> _Request_
Please retype the rows from the start of the records through the line that contains "898, 2079, 964]", both ends included.

> _Record set_
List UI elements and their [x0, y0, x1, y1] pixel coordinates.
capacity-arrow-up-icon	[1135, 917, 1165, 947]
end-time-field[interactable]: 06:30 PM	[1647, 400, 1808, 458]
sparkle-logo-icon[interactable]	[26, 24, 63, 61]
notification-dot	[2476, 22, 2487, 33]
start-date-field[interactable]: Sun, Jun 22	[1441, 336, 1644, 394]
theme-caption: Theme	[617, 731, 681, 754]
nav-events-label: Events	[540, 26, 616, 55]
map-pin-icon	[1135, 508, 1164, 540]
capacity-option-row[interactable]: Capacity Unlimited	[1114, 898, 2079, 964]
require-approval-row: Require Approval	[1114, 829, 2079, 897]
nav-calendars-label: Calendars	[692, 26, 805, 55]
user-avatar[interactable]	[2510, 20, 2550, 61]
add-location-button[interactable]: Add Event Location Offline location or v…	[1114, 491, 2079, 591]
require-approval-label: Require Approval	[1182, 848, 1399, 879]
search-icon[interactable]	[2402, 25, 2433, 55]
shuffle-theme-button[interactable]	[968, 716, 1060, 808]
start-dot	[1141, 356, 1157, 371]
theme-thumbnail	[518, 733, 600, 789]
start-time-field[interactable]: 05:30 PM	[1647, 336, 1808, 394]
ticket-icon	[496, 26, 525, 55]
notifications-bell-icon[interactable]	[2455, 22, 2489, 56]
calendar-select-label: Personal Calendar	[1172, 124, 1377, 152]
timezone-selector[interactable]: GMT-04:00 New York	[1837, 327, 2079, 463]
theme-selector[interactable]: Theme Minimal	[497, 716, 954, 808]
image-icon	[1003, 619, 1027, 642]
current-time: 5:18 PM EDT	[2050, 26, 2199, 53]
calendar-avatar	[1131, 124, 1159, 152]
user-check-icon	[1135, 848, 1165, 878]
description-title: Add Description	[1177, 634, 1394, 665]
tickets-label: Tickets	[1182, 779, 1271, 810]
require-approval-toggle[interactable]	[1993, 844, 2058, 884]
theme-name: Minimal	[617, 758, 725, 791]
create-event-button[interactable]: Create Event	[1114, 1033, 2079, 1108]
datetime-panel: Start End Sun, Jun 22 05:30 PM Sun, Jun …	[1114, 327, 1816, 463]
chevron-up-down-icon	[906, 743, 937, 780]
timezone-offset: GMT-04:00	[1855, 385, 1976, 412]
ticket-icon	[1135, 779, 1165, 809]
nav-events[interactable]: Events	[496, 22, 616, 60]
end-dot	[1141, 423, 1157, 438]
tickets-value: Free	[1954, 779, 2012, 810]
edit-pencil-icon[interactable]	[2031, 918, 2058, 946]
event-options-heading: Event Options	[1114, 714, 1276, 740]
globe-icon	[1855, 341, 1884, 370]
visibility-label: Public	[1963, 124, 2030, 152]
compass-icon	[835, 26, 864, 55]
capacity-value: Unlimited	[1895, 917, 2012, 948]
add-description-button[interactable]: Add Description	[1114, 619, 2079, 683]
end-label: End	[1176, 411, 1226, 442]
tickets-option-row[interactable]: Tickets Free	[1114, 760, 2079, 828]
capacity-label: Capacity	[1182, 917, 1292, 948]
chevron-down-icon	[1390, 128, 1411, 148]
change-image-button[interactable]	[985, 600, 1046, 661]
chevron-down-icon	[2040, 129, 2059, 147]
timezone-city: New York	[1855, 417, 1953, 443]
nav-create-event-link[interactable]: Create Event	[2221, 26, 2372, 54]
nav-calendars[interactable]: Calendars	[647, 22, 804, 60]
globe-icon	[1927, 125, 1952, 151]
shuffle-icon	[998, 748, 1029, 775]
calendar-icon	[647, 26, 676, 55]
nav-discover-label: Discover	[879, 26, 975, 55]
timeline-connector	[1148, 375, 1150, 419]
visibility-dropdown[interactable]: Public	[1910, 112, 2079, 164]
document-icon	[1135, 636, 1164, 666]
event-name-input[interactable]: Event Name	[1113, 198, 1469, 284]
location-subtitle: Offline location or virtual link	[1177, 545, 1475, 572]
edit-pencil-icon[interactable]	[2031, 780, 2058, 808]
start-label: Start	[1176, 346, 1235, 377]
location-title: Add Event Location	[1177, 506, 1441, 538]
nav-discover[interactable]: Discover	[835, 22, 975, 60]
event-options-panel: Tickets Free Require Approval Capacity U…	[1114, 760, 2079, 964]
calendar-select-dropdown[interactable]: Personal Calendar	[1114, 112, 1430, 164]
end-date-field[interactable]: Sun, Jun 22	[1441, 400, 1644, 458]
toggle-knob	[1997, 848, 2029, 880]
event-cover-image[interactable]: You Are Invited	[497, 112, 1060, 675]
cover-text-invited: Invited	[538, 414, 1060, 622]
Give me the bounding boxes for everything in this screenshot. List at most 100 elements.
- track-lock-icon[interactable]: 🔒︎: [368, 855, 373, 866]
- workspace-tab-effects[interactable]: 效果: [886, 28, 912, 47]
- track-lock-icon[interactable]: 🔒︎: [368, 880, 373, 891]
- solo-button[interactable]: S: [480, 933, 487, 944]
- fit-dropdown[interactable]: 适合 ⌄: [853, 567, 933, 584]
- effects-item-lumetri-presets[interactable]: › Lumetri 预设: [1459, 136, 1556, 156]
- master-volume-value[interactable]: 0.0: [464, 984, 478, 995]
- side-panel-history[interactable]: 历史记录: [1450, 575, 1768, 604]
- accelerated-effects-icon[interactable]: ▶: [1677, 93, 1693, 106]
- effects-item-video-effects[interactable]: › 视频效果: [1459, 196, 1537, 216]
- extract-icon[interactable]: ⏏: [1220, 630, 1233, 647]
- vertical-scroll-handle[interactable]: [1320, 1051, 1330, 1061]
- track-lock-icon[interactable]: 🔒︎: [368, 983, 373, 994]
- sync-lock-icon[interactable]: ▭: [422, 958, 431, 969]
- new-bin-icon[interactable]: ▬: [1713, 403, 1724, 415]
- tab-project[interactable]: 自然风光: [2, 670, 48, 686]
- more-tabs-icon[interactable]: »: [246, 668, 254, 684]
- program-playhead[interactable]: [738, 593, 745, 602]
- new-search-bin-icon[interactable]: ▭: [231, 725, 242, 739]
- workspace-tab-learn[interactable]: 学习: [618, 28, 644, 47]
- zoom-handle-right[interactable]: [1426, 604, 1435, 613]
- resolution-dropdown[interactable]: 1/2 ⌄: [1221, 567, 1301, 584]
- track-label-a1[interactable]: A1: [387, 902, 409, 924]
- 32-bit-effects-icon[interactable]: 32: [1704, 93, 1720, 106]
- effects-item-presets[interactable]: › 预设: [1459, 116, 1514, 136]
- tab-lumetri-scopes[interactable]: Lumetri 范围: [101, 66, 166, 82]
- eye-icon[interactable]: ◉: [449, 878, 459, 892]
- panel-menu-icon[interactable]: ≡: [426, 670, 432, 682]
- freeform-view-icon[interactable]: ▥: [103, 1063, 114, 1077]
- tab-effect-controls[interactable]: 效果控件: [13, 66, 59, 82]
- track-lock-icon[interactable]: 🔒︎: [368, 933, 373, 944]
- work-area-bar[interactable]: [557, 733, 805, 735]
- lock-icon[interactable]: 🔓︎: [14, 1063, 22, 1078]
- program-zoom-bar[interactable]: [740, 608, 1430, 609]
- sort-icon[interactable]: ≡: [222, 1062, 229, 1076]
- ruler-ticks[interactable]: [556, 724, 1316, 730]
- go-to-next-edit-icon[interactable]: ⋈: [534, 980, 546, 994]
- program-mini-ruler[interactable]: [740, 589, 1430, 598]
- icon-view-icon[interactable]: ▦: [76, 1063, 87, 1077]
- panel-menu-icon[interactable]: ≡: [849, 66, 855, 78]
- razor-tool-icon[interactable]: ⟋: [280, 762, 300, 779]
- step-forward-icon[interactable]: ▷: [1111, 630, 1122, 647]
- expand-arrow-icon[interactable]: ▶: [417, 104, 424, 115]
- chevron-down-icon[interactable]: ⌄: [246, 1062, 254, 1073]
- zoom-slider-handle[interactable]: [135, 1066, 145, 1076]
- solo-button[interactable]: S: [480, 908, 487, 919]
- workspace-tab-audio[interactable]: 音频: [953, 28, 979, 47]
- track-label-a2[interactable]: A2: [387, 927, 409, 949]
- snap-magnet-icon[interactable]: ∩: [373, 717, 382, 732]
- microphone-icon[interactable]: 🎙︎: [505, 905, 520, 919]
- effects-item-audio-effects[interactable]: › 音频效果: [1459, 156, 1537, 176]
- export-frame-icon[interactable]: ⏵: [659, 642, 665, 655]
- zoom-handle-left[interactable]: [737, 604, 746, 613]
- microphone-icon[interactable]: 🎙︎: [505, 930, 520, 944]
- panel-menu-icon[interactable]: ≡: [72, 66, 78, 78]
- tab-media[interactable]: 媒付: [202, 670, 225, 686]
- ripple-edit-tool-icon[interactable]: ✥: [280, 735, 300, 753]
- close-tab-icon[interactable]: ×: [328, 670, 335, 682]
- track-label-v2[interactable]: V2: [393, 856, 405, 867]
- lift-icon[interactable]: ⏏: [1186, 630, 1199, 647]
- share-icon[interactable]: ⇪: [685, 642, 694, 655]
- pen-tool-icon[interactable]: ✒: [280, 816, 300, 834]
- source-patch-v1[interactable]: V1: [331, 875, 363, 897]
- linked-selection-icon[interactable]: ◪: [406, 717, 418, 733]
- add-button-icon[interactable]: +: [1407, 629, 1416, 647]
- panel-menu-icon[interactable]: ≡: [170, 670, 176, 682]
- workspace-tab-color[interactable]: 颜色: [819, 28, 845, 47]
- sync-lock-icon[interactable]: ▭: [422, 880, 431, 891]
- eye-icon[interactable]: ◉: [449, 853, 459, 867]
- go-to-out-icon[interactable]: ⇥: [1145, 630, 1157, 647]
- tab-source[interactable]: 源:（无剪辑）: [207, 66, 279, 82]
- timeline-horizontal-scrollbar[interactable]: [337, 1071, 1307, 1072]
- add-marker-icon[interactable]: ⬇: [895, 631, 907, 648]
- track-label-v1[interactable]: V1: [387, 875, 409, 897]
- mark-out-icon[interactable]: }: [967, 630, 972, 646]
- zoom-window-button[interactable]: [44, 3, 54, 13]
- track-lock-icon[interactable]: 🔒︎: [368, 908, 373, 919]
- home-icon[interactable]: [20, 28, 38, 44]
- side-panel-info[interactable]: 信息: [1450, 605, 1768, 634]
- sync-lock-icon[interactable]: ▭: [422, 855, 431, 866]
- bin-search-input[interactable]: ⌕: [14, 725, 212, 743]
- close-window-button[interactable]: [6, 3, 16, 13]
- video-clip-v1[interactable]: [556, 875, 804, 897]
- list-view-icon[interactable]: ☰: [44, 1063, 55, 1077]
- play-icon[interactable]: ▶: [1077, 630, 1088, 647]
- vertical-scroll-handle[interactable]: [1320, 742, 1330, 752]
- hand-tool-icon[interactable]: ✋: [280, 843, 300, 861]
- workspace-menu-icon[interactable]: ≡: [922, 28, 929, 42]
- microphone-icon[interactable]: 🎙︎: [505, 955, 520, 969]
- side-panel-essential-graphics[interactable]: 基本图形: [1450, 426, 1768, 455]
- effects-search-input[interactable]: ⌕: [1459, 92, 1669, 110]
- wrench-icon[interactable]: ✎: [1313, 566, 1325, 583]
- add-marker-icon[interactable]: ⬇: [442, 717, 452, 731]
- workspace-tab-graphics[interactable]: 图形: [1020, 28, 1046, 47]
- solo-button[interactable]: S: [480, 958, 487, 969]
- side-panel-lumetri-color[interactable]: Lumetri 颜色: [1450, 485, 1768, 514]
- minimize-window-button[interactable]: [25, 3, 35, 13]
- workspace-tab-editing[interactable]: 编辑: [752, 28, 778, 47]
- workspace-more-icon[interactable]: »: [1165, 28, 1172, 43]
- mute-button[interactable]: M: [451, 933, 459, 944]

> _Worked solution_
List UI elements and their [x0, y0, x1, y1] pixel coordinates.
capacity-arrow-up-icon	[1135, 917, 1165, 947]
end-time-field[interactable]: 06:30 PM	[1647, 400, 1808, 458]
sparkle-logo-icon[interactable]	[26, 24, 63, 61]
notification-dot	[2476, 22, 2487, 33]
start-date-field[interactable]: Sun, Jun 22	[1441, 336, 1644, 394]
theme-caption: Theme	[617, 731, 681, 754]
nav-events-label: Events	[540, 26, 616, 55]
map-pin-icon	[1135, 508, 1164, 540]
capacity-option-row[interactable]: Capacity Unlimited	[1114, 898, 2079, 964]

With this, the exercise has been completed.